Problem to solve: Return every record verbatim.

BEGIN The input

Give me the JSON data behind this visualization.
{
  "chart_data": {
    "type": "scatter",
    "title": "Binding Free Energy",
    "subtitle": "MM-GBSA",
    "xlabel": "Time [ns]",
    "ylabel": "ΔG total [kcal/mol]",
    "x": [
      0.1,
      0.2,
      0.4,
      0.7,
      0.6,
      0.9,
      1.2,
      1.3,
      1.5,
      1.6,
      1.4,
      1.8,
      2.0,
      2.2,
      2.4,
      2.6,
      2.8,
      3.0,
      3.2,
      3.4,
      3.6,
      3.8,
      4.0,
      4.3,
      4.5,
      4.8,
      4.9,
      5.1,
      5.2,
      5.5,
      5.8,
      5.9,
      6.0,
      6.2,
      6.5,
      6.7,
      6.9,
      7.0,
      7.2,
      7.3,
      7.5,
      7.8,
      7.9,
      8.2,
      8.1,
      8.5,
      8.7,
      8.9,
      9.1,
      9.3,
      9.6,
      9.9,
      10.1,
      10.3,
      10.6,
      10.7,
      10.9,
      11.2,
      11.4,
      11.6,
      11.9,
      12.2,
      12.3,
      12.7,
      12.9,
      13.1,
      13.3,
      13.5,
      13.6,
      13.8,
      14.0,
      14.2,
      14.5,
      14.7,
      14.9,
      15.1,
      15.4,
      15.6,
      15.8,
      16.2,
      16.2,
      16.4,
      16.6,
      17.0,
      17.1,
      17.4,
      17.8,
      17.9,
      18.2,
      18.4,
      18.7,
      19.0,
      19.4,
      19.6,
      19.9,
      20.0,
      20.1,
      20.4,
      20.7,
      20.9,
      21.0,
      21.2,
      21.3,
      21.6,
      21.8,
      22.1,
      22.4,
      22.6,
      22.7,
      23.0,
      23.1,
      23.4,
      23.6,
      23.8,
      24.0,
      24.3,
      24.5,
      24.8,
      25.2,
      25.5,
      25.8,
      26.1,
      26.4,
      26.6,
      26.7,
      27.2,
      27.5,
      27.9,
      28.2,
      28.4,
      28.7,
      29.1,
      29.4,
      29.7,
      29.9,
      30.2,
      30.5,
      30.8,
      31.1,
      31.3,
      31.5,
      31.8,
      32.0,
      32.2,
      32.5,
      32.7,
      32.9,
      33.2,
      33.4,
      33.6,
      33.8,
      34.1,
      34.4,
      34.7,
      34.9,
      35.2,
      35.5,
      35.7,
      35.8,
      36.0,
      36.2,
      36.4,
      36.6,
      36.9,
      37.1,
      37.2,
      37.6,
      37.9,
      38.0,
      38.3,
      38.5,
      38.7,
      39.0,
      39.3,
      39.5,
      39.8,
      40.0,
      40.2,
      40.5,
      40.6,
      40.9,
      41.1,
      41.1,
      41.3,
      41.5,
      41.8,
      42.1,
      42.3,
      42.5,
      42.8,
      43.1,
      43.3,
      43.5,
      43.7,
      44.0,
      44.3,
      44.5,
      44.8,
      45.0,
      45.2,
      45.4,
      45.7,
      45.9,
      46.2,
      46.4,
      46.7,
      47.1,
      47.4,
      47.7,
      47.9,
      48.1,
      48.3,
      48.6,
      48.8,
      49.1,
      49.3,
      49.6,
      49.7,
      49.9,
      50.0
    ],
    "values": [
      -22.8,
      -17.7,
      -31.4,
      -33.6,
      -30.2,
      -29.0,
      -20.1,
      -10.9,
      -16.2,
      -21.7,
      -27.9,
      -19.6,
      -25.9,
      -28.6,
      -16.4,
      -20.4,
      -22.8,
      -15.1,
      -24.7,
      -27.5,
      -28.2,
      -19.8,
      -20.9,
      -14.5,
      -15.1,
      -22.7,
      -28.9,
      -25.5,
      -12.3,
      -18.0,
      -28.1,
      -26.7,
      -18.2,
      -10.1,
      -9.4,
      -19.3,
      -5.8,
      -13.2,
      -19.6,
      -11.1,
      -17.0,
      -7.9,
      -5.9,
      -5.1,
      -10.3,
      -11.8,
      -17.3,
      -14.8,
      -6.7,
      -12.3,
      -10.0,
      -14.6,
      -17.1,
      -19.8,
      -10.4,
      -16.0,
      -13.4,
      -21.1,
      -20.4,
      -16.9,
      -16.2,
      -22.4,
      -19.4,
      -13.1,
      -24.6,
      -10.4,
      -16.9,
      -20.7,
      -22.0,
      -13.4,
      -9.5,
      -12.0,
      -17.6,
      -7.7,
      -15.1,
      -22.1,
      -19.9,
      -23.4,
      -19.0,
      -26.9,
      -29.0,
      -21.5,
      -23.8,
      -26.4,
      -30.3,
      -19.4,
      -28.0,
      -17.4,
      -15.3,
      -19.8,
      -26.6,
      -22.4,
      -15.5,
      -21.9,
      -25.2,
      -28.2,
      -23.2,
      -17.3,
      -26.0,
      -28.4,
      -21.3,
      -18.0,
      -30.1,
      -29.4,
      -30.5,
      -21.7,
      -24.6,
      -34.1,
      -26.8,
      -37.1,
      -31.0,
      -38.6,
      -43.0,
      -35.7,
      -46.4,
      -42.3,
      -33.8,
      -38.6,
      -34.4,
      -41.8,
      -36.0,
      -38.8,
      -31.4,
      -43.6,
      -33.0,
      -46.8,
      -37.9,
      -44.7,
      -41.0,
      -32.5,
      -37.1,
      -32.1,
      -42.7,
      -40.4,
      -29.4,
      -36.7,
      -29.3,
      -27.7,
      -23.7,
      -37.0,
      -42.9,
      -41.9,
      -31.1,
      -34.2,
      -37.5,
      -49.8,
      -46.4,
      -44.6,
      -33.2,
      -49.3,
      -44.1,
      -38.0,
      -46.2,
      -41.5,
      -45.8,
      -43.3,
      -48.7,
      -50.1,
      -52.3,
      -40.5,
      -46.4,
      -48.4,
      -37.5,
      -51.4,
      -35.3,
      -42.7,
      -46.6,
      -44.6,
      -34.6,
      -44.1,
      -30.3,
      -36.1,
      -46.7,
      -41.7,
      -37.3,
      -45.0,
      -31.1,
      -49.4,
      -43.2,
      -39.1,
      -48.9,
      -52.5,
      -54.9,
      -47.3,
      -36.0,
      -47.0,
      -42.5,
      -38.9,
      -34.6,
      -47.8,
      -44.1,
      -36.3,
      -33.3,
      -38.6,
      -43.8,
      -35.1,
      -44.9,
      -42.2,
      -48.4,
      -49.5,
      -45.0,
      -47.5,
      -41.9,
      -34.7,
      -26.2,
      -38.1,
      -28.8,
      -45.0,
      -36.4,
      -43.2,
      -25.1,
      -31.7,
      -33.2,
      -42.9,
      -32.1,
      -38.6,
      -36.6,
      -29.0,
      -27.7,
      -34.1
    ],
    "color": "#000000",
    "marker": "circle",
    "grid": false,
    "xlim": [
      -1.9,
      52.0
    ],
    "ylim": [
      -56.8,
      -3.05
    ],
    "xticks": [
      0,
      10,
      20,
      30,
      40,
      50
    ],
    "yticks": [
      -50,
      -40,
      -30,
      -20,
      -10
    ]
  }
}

END The input

Answer to the exercise:
Give me the JSON data behind this visualization.
{
  "chart_data": {
    "type": "scatter",
    "title": "Binding Free Energy",
    "subtitle": "MM-GBSA",
    "xlabel": "Time [ns]",
    "ylabel": "ΔG total [kcal/mol]",
    "x": [
      0.1,
      0.2,
      0.4,
      0.7,
      0.6,
      0.9,
      1.2,
      1.3,
      1.5,
      1.6,
      1.4,
      1.8,
      2.0,
      2.2,
      2.4,
      2.6,
      2.8,
      3.0,
      3.2,
      3.4,
      3.6,
      3.8,
      4.0,
      4.3,
      4.5,
      4.8,
      4.9,
      5.1,
      5.2,
      5.5,
      5.8,
      5.9,
      6.0,
      6.2,
      6.5,
      6.7,
      6.9,
      7.0,
      7.2,
      7.3,
      7.5,
      7.8,
      7.9,
      8.2,
      8.1,
      8.5,
      8.7,
      8.9,
      9.1,
      9.3,
      9.6,
      9.9,
      10.1,
      10.3,
      10.6,
      10.7,
      10.9,
      11.2,
      11.4,
      11.6,
      11.9,
      12.2,
      12.3,
      12.7,
      12.9,
      13.1,
      13.3,
      13.5,
      13.6,
      13.8,
      14.0,
      14.2,
      14.5,
      14.7,
      14.9,
      15.1,
      15.4,
      15.6,
      15.8,
      16.2,
      16.2,
      16.4,
      16.6,
      17.0,
      17.1,
      17.4,
      17.8,
      17.9,
      18.2,
      18.4,
      18.7,
      19.0,
      19.4,
      19.6,
      19.9,
      20.0,
      20.1,
      20.4,
      20.7,
      20.9,
      21.0,
      21.2,
      21.3,
      21.6,
      21.8,
      22.1,
      22.4,
      22.6,
      22.7,
      23.0,
      23.1,
      23.4,
      23.6,
      23.8,
      24.0,
      24.3,
      24.5,
      24.8,
      25.2,
      25.5,
      25.8,
      26.1,
      26.4,
      26.6,
      26.7,
      27.2,
      27.5,
      27.9,
      28.2,
      28.4,
      28.7,
      29.1,
      29.4,
      29.7,
      29.9,
      30.2,
      30.5,
      30.8,
      31.1,
      31.3,
      31.5,
      31.8,
      32.0,
      32.2,
      32.5,
      32.7,
      32.9,
      33.2,
      33.4,
      33.6,
      33.8,
      34.1,
      34.4,
      34.7,
      34.9,
      35.2,
      35.5,
      35.7,
      35.8,
      36.0,
      36.2,
      36.4,
      36.6,
      36.9,
      37.1,
      37.2,
      37.6,
      37.9,
      38.0,
      38.3,
      38.5,
      38.7,
      39.0,
      39.3,
      39.5,
      39.8,
      40.0,
      40.2,
      40.5,
      40.6,
      40.9,
      41.1,
      41.1,
      41.3,
      41.5,
      41.8,
      42.1,
      42.3,
      42.5,
      42.8,
      43.1,
      43.3,
      43.5,
      43.7,
      44.0,
      44.3,
      44.5,
      44.8,
      45.0,
      45.2,
      45.4,
      45.7,
      45.9,
      46.2,
      46.4,
      46.7,
      47.1,
      47.4,
      47.7,
      47.9,
      48.1,
      48.3,
      48.6,
      48.8,
      49.1,
      49.3,
      49.6,
      49.7,
      49.9,
      50.0
    ],
    "values": [
      -22.8,
      -17.7,
      -31.4,
      -33.6,
      -30.2,
      -29.0,
      -20.1,
      -10.9,
      -16.2,
      -21.7,
      -27.9,
      -19.6,
      -25.9,
      -28.6,
      -16.4,
      -20.4,
      -22.8,
      -15.1,
      -24.7,
      -27.5,
      -28.2,
      -19.8,
      -20.9,
      -14.5,
      -15.1,
      -22.7,
      -28.9,
      -25.5,
      -12.3,
      -18.0,
      -28.1,
      -26.7,
      -18.2,
      -10.1,
      -9.4,
      -19.3,
      -5.8,
      -13.2,
      -19.6,
      -11.1,
      -17.0,
      -7.9,
      -5.9,
      -5.1,
      -10.3,
      -11.8,
      -17.3,
      -14.8,
      -6.7,
      -12.3,
      -10.0,
      -14.6,
      -17.1,
      -19.8,
      -10.4,
      -16.0,
      -13.4,
      -21.1,
      -20.4,
      -16.9,
      -16.2,
      -22.4,
      -19.4,
      -13.1,
      -24.6,
      -10.4,
      -16.9,
      -20.7,
      -22.0,
      -13.4,
      -9.5,
      -12.0,
      -17.6,
      -7.7,
      -15.1,
      -22.1,
      -19.9,
      -23.4,
      -19.0,
      -26.9,
      -29.0,
      -21.5,
      -23.8,
      -26.4,
      -30.3,
      -19.4,
      -28.0,
      -17.4,
      -15.3,
      -19.8,
      -26.6,
      -22.4,
      -15.5,
      -21.9,
      -25.2,
      -28.2,
      -23.2,
      -17.3,
      -26.0,
      -28.4,
      -21.3,
      -18.0,
      -30.1,
      -29.4,
      -30.5,
      -21.7,
      -24.6,
      -34.1,
      -26.8,
      -37.1,
      -31.0,
      -38.6,
      -43.0,
      -35.7,
      -46.4,
      -42.3,
      -33.8,
      -38.6,
      -34.4,
      -41.8,
      -36.0,
      -38.8,
      -31.4,
      -43.6,
      -33.0,
      -46.8,
      -37.9,
      -44.7,
      -41.0,
      -32.5,
      -37.1,
      -32.1,
      -42.7,
      -40.4,
      -29.4,
      -36.7,
      -29.3,
      -27.7,
      -23.7,
      -37.0,
      -42.9,
      -41.9,
      -31.1,
      -34.2,
      -37.5,
      -49.8,
      -46.4,
      -44.6,
      -33.2,
      -49.3,
      -44.1,
      -38.0,
      -46.2,
      -41.5,
      -45.8,
      -43.3,
      -48.7,
      -50.1,
      -52.3,
      -40.5,
      -46.4,
      -48.4,
      -37.5,
      -51.4,
      -35.3,
      -42.7,
      -46.6,
      -44.6,
      -34.6,
      -44.1,
      -30.3,
      -36.1,
      -46.7,
      -41.7,
      -37.3,
      -45.0,
      -31.1,
      -49.4,
      -43.2,
      -39.1,
      -48.9,
      -52.5,
      -54.9,
      -47.3,
      -36.0,
      -47.0,
      -42.5,
      -38.9,
      -34.6,
      -47.8,
      -44.1,
      -36.3,
      -33.3,
      -38.6,
      -43.8,
      -35.1,
      -44.9,
      -42.2,
      -48.4,
      -49.5,
      -45.0,
      -47.5,
      -41.9,
      -34.7,
      -26.2,
      -38.1,
      -28.8,
      -45.0,
      -36.4,
      -43.2,
      -25.1,
      -31.7,
      -33.2,
      -42.9,
      -32.1,
      -38.6,
      -36.6,
      -29.0,
      -27.7,
      -34.1
    ],
    "color": "#000000",
    "marker": "circle",
    "grid": false,
    "xlim": [
      -1.9,
      52.0
    ],
    "ylim": [
      -56.8,
      -3.05
    ],
    "xticks": [
      0,
      10,
      20,
      30,
      40,
      50
    ],
    "yticks": [
      -50,
      -40,
      -30,
      -20,
      -10
    ]
  }
}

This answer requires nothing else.